▶ **What you are asked to do**: Find the word "dôjde" in the material below and gather every line that contains it.

━━━━━━━━━━

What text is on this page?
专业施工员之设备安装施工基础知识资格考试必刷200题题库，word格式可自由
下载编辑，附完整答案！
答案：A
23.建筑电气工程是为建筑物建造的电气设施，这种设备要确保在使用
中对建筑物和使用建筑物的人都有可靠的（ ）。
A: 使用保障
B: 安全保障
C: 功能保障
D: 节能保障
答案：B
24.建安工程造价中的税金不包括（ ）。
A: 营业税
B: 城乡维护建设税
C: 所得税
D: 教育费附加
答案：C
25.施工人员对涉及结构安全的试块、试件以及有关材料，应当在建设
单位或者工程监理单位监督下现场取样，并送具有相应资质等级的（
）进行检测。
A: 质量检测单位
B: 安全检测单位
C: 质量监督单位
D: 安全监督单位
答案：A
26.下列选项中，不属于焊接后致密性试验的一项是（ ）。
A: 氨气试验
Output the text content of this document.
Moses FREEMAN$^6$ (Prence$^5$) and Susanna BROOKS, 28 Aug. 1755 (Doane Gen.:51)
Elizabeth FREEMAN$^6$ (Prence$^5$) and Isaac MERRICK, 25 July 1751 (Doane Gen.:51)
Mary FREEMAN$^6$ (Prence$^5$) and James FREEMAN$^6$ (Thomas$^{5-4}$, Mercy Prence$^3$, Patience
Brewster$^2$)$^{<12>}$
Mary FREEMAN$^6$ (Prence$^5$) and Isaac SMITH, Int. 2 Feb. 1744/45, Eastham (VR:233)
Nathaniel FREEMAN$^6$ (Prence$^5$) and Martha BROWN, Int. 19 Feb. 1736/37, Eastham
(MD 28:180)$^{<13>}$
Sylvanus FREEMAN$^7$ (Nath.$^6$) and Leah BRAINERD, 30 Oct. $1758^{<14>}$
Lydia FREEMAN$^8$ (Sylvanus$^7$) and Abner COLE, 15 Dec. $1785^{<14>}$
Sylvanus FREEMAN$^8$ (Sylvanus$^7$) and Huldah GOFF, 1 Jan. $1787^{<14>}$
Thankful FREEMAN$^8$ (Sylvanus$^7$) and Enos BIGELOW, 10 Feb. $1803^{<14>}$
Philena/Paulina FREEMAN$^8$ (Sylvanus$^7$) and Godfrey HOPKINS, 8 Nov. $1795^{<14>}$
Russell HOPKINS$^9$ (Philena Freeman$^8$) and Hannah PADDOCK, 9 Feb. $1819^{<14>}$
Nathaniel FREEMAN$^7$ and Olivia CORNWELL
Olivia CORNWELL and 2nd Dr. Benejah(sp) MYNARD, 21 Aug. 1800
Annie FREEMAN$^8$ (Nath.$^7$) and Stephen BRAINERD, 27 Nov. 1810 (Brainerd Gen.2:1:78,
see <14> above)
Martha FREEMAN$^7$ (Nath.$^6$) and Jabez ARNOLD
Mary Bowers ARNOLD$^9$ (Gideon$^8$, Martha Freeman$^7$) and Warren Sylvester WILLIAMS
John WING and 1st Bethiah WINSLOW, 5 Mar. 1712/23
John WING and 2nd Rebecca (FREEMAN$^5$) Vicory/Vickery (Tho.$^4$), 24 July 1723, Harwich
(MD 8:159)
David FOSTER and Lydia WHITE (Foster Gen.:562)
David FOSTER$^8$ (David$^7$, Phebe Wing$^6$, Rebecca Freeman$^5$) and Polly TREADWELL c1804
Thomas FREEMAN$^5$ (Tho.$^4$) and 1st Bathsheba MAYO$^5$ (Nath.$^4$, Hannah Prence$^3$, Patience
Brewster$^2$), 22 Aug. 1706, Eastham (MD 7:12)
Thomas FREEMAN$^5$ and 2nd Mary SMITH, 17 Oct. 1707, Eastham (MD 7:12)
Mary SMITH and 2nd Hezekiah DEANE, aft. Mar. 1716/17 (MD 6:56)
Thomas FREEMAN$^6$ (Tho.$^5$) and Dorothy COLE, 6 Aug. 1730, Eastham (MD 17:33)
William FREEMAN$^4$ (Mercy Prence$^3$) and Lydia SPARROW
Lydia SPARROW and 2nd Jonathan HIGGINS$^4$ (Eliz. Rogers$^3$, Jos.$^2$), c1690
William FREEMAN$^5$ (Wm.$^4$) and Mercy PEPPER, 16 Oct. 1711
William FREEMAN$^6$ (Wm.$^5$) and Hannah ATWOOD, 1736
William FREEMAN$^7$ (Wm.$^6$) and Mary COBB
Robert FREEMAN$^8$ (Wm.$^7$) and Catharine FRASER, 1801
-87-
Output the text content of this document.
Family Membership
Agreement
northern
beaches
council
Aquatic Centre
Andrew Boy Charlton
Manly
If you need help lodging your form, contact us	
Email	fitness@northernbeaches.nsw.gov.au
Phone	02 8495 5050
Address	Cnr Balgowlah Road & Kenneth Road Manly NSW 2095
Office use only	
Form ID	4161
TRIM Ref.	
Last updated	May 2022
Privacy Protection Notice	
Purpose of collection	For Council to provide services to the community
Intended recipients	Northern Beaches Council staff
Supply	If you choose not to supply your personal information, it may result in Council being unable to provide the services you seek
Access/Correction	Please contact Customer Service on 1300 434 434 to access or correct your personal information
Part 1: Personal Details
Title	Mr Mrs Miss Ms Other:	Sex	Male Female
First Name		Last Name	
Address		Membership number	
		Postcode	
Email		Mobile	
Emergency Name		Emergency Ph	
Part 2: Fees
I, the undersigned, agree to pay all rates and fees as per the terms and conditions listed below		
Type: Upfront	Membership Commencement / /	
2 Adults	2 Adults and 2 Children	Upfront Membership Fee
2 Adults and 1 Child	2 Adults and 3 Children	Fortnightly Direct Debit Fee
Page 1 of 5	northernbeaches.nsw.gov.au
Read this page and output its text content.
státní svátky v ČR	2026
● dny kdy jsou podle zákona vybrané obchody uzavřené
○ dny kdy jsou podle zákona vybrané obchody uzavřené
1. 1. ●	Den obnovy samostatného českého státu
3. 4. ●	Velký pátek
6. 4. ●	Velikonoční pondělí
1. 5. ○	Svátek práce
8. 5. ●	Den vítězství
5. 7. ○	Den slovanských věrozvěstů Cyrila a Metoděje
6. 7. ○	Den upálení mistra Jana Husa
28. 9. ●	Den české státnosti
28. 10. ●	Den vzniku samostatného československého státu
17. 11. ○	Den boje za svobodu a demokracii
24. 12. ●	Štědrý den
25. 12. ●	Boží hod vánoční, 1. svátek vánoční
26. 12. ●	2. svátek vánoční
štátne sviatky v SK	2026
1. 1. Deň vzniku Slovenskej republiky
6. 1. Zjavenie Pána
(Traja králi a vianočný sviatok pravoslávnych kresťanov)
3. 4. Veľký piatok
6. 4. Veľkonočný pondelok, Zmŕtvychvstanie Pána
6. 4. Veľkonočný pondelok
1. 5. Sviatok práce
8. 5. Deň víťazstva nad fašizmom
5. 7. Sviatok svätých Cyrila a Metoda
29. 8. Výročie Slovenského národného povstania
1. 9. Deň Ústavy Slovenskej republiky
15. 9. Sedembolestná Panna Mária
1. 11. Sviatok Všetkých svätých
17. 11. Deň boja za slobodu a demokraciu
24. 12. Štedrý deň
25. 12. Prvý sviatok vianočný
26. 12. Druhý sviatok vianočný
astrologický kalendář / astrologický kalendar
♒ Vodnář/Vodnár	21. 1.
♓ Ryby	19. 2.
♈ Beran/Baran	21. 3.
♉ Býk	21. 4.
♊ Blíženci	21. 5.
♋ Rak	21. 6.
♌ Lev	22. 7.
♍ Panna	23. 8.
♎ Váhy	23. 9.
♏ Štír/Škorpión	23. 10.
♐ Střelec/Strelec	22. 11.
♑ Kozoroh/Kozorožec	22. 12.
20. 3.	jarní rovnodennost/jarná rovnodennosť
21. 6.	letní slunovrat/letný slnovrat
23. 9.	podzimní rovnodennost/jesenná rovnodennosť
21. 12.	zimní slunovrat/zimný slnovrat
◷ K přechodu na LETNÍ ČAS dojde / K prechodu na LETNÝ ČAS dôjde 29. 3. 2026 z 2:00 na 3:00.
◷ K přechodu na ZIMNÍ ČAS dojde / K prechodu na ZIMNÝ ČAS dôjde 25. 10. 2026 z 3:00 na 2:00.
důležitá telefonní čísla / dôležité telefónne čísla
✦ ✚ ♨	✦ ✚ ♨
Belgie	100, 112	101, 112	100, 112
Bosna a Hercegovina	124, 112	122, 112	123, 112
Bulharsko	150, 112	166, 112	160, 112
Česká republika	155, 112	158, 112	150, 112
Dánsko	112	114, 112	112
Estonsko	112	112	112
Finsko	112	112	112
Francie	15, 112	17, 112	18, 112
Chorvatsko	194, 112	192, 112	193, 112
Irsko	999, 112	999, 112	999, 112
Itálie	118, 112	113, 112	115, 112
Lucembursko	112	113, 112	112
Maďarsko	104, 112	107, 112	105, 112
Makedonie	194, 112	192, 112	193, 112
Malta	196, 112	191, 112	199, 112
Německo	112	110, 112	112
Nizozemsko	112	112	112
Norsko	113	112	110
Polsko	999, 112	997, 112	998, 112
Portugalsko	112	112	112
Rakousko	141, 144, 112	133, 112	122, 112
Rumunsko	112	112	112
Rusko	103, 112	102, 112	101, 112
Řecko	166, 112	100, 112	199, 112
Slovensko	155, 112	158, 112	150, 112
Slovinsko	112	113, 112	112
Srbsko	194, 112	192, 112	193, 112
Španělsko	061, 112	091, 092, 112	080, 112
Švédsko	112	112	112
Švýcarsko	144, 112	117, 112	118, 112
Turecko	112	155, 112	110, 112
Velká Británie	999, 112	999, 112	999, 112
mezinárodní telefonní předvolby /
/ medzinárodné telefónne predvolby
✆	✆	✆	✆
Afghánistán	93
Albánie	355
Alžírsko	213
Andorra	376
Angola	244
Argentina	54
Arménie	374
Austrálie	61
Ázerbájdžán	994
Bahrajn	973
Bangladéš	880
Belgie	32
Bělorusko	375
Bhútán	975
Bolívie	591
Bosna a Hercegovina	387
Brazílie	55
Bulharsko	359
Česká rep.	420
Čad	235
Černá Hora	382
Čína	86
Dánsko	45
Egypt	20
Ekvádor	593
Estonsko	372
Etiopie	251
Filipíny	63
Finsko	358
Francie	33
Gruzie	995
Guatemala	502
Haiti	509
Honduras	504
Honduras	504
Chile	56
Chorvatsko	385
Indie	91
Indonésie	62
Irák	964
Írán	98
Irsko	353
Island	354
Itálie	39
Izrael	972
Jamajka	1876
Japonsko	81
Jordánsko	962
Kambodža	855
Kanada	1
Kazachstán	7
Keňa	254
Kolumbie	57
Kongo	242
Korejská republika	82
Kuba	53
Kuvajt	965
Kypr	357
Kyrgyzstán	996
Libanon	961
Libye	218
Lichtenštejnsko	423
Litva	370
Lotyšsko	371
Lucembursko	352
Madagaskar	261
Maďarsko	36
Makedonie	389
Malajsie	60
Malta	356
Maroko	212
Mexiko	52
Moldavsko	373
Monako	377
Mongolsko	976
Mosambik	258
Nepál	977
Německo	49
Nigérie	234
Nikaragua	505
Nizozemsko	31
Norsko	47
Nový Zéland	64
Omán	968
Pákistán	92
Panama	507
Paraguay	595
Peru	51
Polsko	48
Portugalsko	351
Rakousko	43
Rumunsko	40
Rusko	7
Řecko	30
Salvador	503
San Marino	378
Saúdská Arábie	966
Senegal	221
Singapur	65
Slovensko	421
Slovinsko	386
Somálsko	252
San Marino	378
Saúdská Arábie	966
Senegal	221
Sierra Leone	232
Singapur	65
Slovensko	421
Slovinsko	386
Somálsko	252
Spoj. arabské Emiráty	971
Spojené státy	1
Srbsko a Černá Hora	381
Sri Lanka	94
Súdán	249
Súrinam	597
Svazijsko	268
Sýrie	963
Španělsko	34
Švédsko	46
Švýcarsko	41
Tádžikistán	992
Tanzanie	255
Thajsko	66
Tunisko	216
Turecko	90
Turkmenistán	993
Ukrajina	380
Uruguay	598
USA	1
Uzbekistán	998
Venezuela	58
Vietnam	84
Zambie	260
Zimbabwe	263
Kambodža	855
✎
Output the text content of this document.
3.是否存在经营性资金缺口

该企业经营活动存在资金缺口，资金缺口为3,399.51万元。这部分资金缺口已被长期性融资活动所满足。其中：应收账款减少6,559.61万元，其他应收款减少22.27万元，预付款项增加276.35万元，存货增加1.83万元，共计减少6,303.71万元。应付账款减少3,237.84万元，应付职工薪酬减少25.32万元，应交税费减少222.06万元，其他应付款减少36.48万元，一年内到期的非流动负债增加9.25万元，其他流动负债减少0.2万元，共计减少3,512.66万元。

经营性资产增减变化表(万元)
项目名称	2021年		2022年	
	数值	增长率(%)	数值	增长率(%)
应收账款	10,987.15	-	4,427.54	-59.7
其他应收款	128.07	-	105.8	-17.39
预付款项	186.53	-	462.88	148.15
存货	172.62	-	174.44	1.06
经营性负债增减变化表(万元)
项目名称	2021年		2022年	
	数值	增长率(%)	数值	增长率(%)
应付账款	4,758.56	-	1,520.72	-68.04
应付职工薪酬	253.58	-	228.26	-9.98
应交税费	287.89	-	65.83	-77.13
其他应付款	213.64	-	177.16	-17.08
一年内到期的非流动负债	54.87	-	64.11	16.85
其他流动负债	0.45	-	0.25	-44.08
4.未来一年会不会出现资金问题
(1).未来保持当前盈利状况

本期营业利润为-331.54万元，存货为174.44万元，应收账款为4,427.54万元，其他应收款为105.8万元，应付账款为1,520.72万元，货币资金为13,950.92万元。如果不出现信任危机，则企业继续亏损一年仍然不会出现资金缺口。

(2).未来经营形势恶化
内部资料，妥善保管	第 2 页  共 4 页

━━━━━━━━━━

▶ **Full output**:
◷ K přechodu na LETNÍ ČAS dojde / K prechodu na LETNÝ ČAS dôjde 29. 3. 2026 z 2:00 na 3:00.
◷ K přechodu na ZIMNÍ ČAS dojde / K prechodu na ZIMNÝ ČAS dôjde 25. 10. 2026 z 3:00 na 2:00.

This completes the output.